[Dataset records]
○ ○ ○ ○

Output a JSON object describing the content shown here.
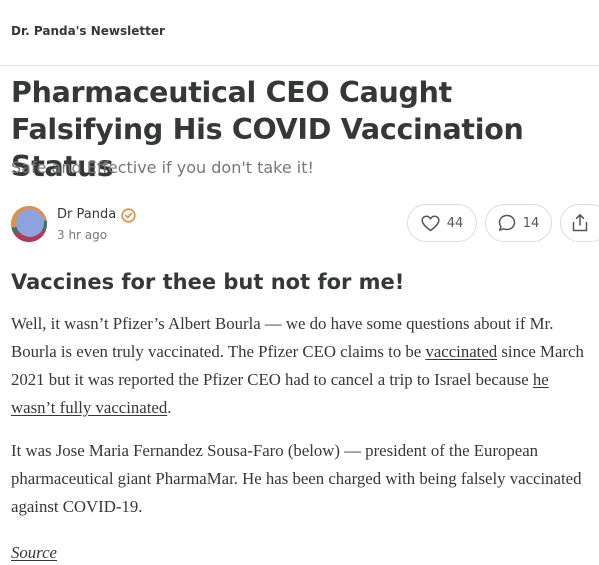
{
  "header": {
    "publication_name": "Dr. Panda's Newsletter"
  },
  "post": {
    "title": "Pharmaceutical CEO Caught Falsifying His COVID Vaccination Status",
    "subtitle": "Safe and Effective if you don't take it!",
    "author": "Dr Panda",
    "time": "3 hr ago",
    "likes": "44",
    "comments": "14"
  },
  "body": {
    "heading": "Vaccines for thee but not for me!",
    "paragraph_1": {
      "part_1": "Well, it wasn’t Pfizer’s Albert Bourla — we do have some questions about if Mr. Bourla is even truly vaccinated. The Pfizer CEO claims to be ",
      "link_1": "vaccinated",
      "part_2": " since March 2021 but it was reported the Pfizer CEO had to cancel a trip to Israel because ",
      "link_2": "he wasn’t fully vaccinated",
      "part_3": "."
    },
    "paragraph_2": "It was Jose Maria Fernandez Sousa-Faro (below) — president of the European pharmaceutical giant PharmaMar. He has been charged with being falsely vaccinated against COVID-19.",
    "source_link": "Source"
  },
  "icons": {
    "verified": "verified-badge-icon",
    "like": "heart-icon",
    "comment": "comment-bubble-icon",
    "share": "share-icon"
  },
  "colors": {
    "text": "#363737",
    "muted": "#777777",
    "verified_badge": "#e8883a",
    "pill_border": "#dcdcdc"
  }
}
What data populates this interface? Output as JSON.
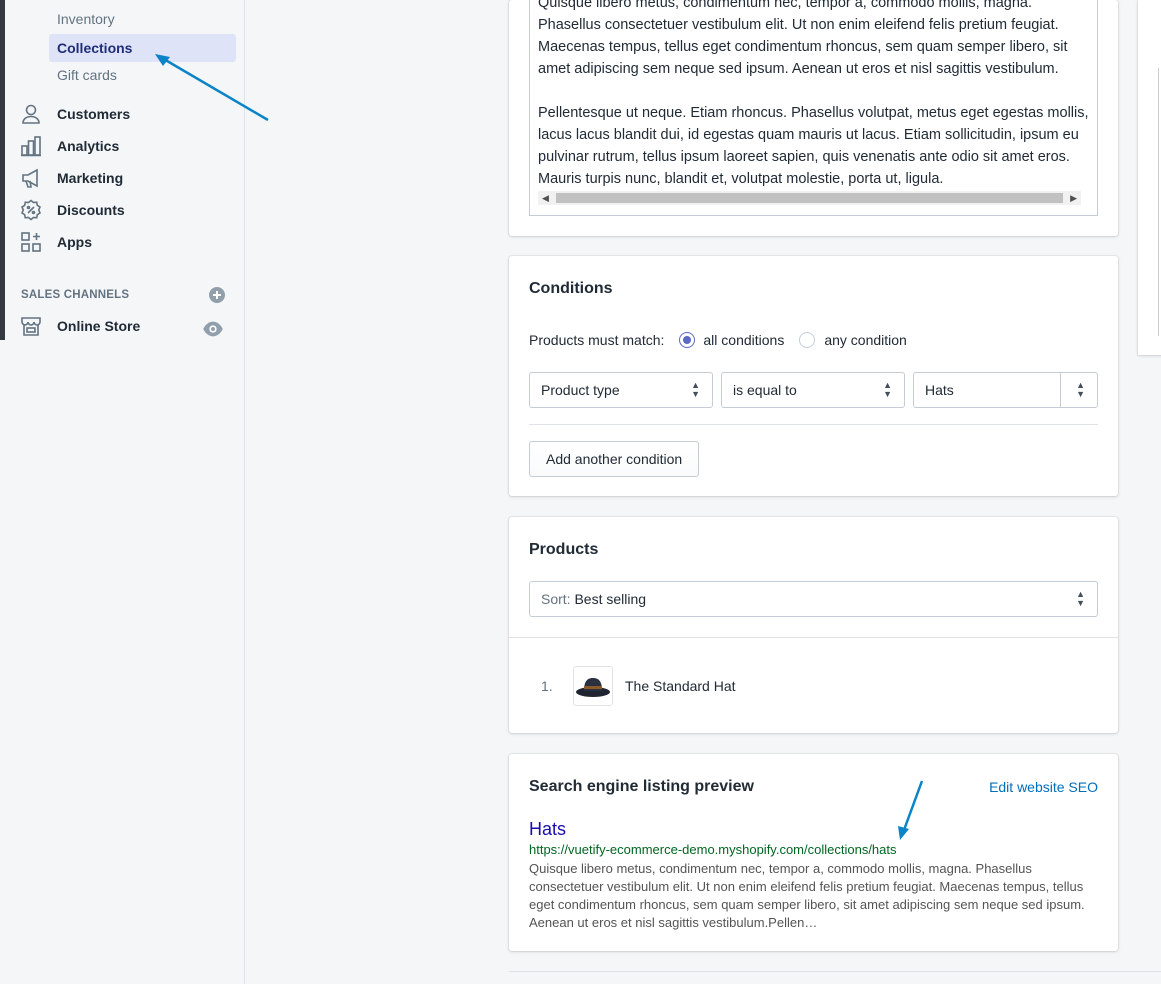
{
  "sidebar": {
    "sub_items": [
      {
        "label": "Inventory",
        "active": false
      },
      {
        "label": "Collections",
        "active": true
      },
      {
        "label": "Gift cards",
        "active": false
      }
    ],
    "nav_items": [
      {
        "label": "Customers",
        "icon": "customers-icon"
      },
      {
        "label": "Analytics",
        "icon": "analytics-icon"
      },
      {
        "label": "Marketing",
        "icon": "marketing-icon"
      },
      {
        "label": "Discounts",
        "icon": "discounts-icon"
      },
      {
        "label": "Apps",
        "icon": "apps-icon"
      }
    ],
    "sales_channels_heading": "SALES CHANNELS",
    "online_store": "Online Store"
  },
  "description": {
    "paragraphs": [
      "Quisque libero metus, condimentum nec, tempor a, commodo mollis, magna. Phasellus consectetuer vestibulum elit. Ut non enim eleifend felis pretium feugiat. Maecenas tempus, tellus eget condimentum rhoncus, sem quam semper libero, sit amet adipiscing sem neque sed ipsum. Aenean ut eros et nisl sagittis vestibulum.",
      "Pellentesque ut neque. Etiam rhoncus. Phasellus volutpat, metus eget egestas mollis, lacus lacus blandit dui, id egestas quam mauris ut lacus. Etiam sollicitudin, ipsum eu pulvinar rutrum, tellus ipsum laoreet sapien, quis venenatis ante odio sit amet eros. Mauris turpis nunc, blandit et, volutpat molestie, porta ut, ligula."
    ]
  },
  "conditions": {
    "title": "Conditions",
    "match_label": "Products must match:",
    "all_label": "all conditions",
    "any_label": "any condition",
    "field": "Product type",
    "operator": "is equal to",
    "value": "Hats",
    "add_button": "Add another condition"
  },
  "products": {
    "title": "Products",
    "sort_prefix": "Sort:",
    "sort_value": "Best selling",
    "items": [
      {
        "index": "1.",
        "name": "The Standard Hat",
        "thumbnail": "hat-image"
      }
    ]
  },
  "seo": {
    "title": "Search engine listing preview",
    "edit_link": "Edit website SEO",
    "page_title": "Hats",
    "url": "https://vuetify-ecommerce-demo.myshopify.com/collections/hats",
    "description": "Quisque libero metus, condimentum nec, tempor a, commodo mollis, magna. Phasellus consectetuer vestibulum elit. Ut non enim eleifend felis pretium feugiat. Maecenas tempus, tellus eget condimentum rhoncus, sem quam semper libero, sit amet adipiscing sem neque sed ipsum. Aenean ut eros et nisl sagittis vestibulum.Pellen…"
  },
  "colors": {
    "accent": "#5c6ac4",
    "annotation_arrow": "#0a84c6",
    "seo_title": "#1a0dab",
    "seo_url": "#006621"
  }
}
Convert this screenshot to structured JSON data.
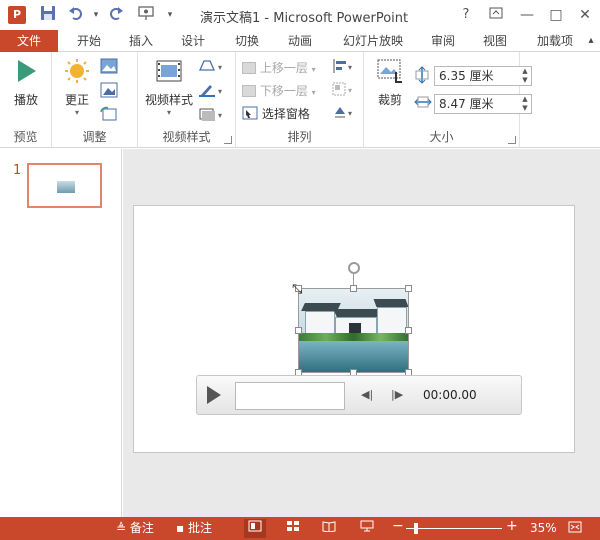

○ ○ ○ ○

* _Problem_
Output each line exactly; omit every picture.

* _The result_
Output a JSON object describing the content shown here.
{
  "header": {
    "publication_name": "Dr. Panda's Newsletter"
  },
  "post": {
    "title": "Pharmaceutical CEO Caught Falsifying His COVID Vaccination Status",
    "subtitle": "Safe and Effective if you don't take it!",
    "author": "Dr Panda",
    "time": "3 hr ago",
    "likes": "44",
    "comments": "14"
  },
  "body": {
    "heading": "Vaccines for thee but not for me!",
    "paragraph_1": {
      "part_1": "Well, it wasn’t Pfizer’s Albert Bourla — we do have some questions about if Mr. Bourla is even truly vaccinated. The Pfizer CEO claims to be ",
      "link_1": "vaccinated",
      "part_2": " since March 2021 but it was reported the Pfizer CEO had to cancel a trip to Israel because ",
      "link_2": "he wasn’t fully vaccinated",
      "part_3": "."
    },
    "paragraph_2": "It was Jose Maria Fernandez Sousa-Faro (below) — president of the European pharmaceutical giant PharmaMar. He has been charged with being falsely vaccinated against COVID-19.",
    "source_link": "Source"
  },
  "icons": {
    "verified": "verified-badge-icon",
    "like": "heart-icon",
    "comment": "comment-bubble-icon",
    "share": "share-icon"
  },
  "colors": {
    "text": "#363737",
    "muted": "#777777",
    "verified_badge": "#e8883a",
    "pill_border": "#dcdcdc"
  }
}
What data populates this interface? Output as JSON.
{
  "sidebar": {
    "sub_items": [
      {
        "label": "Inventory",
        "active": false
      },
      {
        "label": "Collections",
        "active": true
      },
      {
        "label": "Gift cards",
        "active": false
      }
    ],
    "nav_items": [
      {
        "label": "Customers",
        "icon": "customers-icon"
      },
      {
        "label": "Analytics",
        "icon": "analytics-icon"
      },
      {
        "label": "Marketing",
        "icon": "marketing-icon"
      },
      {
        "label": "Discounts",
        "icon": "discounts-icon"
      },
      {
        "label": "Apps",
        "icon": "apps-icon"
      }
    ],
    "sales_channels_heading": "SALES CHANNELS",
    "online_store": "Online Store"
  },
  "description": {
    "paragraphs": [
      "Quisque libero metus, condimentum nec, tempor a, commodo mollis, magna. Phasellus consectetuer vestibulum elit. Ut non enim eleifend felis pretium feugiat. Maecenas tempus, tellus eget condimentum rhoncus, sem quam semper libero, sit amet adipiscing sem neque sed ipsum. Aenean ut eros et nisl sagittis vestibulum.",
      "Pellentesque ut neque. Etiam rhoncus. Phasellus volutpat, metus eget egestas mollis, lacus lacus blandit dui, id egestas quam mauris ut lacus. Etiam sollicitudin, ipsum eu pulvinar rutrum, tellus ipsum laoreet sapien, quis venenatis ante odio sit amet eros. Mauris turpis nunc, blandit et, volutpat molestie, porta ut, ligula."
    ]
  },
  "conditions": {
    "title": "Conditions",
    "match_label": "Products must match:",
    "all_label": "all conditions",
    "any_label": "any condition",
    "field": "Product type",
    "operator": "is equal to",
    "value": "Hats",
    "add_button": "Add another condition"
  },
  "products": {
    "title": "Products",
    "sort_prefix": "Sort:",
    "sort_value": "Best selling",
    "items": [
      {
        "index": "1.",
        "name": "The Standard Hat",
        "thumbnail": "hat-image"
      }
    ]
  },
  "seo": {
    "title": "Search engine listing preview",
    "edit_link": "Edit website SEO",
    "page_title": "Hats",
    "url": "https://vuetify-ecommerce-demo.myshopify.com/collections/hats",
    "description": "Quisque libero metus, condimentum nec, tempor a, commodo mollis, magna. Phasellus consectetuer vestibulum elit. Ut non enim eleifend felis pretium feugiat. Maecenas tempus, tellus eget condimentum rhoncus, sem quam semper libero, sit amet adipiscing sem neque sed ipsum. Aenean ut eros et nisl sagittis vestibulum.Pellen…"
  },
  "colors": {
    "accent": "#5c6ac4",
    "annotation_arrow": "#0a84c6",
    "seo_title": "#1a0dab",
    "seo_url": "#006621"
  }
}
Convert this screenshot to structured JSON data.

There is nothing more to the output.